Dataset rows
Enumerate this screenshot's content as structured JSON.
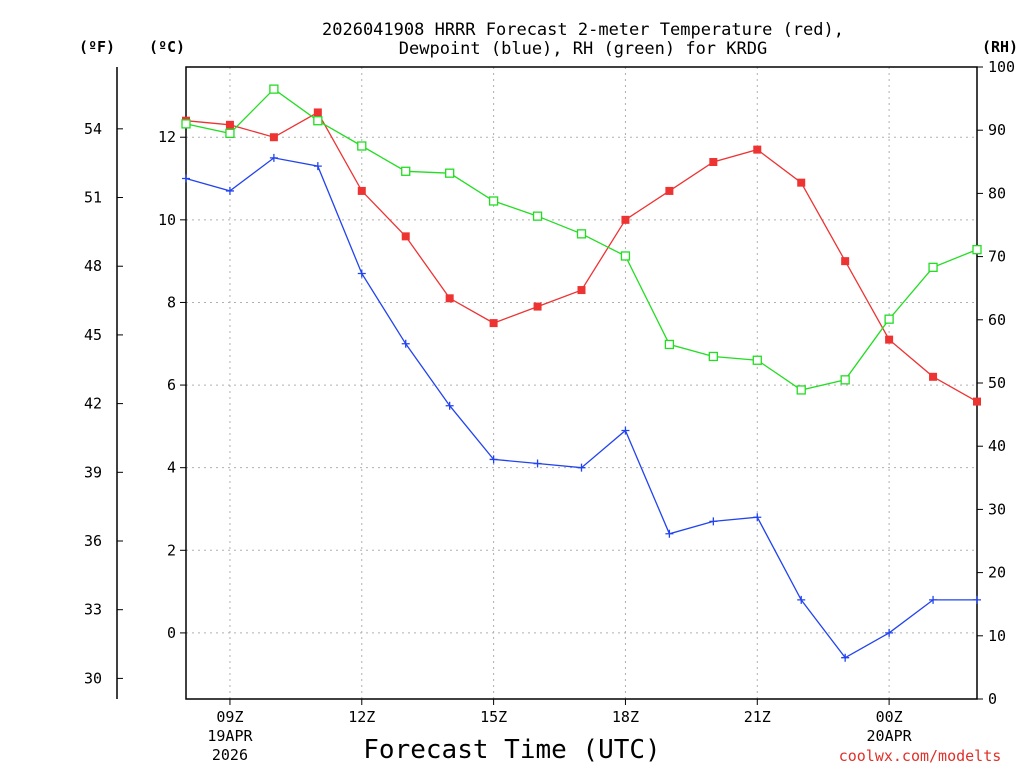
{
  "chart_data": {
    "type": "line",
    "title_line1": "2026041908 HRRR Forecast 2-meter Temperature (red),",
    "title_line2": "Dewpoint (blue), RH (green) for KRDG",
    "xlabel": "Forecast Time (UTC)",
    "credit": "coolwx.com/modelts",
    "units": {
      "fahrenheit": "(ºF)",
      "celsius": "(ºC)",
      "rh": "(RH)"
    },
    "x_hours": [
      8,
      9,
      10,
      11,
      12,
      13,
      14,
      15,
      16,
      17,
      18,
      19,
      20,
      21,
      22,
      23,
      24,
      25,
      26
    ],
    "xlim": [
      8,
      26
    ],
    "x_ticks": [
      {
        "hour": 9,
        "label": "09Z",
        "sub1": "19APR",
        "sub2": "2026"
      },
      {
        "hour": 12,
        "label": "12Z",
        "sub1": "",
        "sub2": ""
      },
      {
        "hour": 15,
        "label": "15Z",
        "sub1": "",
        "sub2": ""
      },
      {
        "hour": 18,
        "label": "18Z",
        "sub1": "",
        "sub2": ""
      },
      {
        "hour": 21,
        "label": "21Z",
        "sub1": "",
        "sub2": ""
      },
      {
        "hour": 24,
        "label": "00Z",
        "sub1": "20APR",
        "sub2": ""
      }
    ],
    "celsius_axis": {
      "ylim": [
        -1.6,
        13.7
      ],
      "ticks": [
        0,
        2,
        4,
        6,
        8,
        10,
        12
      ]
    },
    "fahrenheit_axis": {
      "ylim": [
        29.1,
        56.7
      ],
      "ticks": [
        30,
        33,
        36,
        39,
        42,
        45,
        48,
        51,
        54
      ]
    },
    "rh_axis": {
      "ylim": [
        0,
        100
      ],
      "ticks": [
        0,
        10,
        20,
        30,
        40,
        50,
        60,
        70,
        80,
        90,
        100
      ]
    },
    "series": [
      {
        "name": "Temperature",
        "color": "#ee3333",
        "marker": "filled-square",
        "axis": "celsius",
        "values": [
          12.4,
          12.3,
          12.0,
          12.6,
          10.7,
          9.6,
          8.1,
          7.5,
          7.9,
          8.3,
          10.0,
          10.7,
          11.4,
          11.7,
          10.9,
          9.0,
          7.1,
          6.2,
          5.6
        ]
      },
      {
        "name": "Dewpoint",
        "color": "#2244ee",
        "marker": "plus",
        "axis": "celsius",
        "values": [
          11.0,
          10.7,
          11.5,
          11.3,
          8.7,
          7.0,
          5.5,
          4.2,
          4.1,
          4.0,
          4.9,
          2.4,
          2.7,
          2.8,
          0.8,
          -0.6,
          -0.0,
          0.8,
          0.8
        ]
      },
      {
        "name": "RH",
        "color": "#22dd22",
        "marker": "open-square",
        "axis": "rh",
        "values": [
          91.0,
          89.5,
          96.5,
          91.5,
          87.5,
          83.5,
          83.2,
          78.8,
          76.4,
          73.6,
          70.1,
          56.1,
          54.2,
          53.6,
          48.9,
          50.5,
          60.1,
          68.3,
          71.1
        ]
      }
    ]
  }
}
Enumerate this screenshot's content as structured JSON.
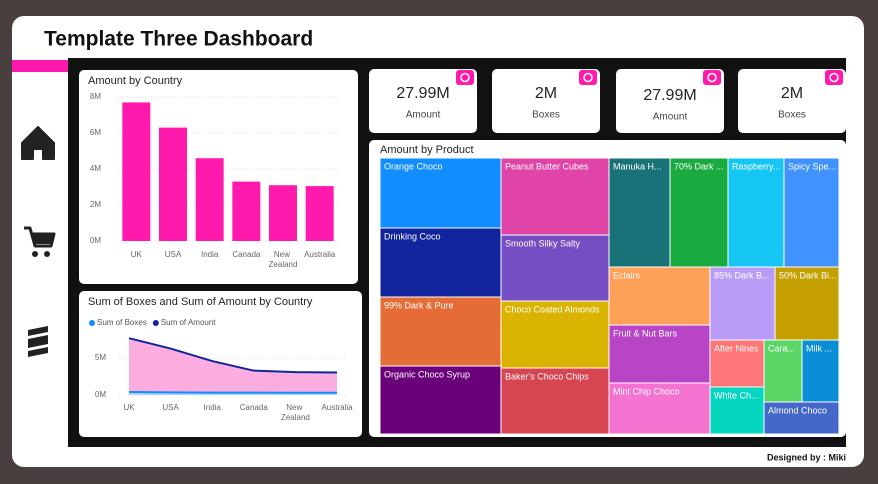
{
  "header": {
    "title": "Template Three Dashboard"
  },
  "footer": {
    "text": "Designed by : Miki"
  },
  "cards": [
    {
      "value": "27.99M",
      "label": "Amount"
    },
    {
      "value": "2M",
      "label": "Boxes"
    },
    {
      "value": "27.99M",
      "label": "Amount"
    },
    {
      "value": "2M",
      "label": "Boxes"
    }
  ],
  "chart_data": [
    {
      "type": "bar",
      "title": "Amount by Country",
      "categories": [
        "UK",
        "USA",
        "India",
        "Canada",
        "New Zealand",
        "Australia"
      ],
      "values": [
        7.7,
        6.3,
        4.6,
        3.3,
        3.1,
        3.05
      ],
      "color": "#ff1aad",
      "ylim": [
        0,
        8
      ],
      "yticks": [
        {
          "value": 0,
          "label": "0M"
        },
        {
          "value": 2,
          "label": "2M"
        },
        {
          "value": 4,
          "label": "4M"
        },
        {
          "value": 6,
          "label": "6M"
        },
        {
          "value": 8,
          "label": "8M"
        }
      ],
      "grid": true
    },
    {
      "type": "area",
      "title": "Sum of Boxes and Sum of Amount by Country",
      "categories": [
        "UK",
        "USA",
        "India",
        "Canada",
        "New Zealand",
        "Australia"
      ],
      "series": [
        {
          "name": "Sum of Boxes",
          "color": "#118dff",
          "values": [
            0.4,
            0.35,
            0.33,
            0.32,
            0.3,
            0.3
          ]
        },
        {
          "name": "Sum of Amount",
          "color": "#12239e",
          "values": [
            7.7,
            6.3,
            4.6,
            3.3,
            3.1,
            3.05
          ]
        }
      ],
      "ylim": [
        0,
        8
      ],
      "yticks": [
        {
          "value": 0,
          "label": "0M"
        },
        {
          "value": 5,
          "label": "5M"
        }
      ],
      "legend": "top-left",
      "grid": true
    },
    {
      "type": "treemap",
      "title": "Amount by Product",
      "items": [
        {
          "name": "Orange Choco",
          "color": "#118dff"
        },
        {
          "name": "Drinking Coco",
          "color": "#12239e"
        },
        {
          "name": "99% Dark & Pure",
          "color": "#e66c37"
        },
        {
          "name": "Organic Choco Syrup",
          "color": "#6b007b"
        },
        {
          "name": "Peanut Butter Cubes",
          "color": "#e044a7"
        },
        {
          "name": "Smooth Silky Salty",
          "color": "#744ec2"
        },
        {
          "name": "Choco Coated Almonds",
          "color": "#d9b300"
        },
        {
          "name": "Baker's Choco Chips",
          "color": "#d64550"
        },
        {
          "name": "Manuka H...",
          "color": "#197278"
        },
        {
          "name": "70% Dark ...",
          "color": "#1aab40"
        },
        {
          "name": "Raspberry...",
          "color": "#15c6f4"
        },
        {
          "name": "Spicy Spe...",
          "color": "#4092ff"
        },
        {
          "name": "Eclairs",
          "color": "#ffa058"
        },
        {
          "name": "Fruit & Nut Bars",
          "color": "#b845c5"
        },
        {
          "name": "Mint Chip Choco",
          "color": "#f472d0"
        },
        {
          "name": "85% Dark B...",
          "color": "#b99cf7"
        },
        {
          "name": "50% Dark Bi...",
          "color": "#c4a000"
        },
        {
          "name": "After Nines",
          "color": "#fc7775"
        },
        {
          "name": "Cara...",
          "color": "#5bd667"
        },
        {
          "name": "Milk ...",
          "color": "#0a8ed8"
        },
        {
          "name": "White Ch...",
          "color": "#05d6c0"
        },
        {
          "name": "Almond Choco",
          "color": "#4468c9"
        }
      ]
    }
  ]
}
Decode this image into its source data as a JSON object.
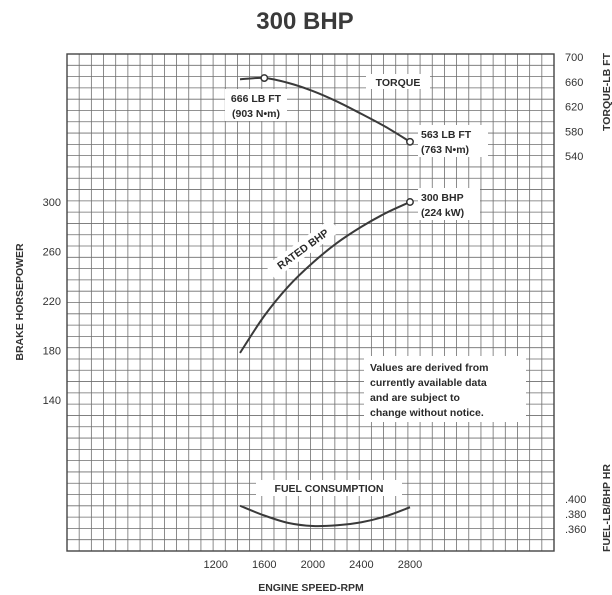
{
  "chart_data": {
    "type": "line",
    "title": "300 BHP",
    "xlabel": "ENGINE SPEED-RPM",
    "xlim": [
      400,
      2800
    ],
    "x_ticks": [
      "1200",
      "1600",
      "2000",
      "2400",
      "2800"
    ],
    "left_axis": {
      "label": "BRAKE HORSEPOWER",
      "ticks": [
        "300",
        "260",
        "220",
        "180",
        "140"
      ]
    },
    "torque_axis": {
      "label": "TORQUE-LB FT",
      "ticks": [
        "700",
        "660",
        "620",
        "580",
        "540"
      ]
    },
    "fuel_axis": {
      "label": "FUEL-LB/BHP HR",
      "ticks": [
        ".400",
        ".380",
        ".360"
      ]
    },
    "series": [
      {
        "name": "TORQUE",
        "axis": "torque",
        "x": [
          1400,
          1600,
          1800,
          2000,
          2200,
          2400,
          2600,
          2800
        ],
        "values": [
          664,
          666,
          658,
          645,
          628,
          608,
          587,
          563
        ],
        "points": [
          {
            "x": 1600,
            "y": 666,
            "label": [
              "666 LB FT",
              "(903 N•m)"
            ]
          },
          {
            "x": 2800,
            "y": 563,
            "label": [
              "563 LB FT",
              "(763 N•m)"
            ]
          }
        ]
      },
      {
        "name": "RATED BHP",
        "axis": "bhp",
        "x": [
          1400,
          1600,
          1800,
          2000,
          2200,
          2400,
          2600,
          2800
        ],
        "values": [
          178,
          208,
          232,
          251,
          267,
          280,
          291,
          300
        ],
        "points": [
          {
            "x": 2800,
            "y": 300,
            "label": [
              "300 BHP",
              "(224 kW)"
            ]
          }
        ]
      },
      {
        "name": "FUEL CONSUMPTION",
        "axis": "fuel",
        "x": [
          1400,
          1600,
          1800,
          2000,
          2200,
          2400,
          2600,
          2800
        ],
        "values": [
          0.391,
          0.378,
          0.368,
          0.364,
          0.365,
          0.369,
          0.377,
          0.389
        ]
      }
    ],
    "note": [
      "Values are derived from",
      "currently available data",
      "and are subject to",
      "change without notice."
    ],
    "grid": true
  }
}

-- Task to carry out --
Find all lines where the word "Forecast" appears. Copy them.

-- Response to the task --
    "title_line1": "2026041908 HRRR Forecast 2-meter Temperature (red),",
    "xlabel": "Forecast Time (UTC)",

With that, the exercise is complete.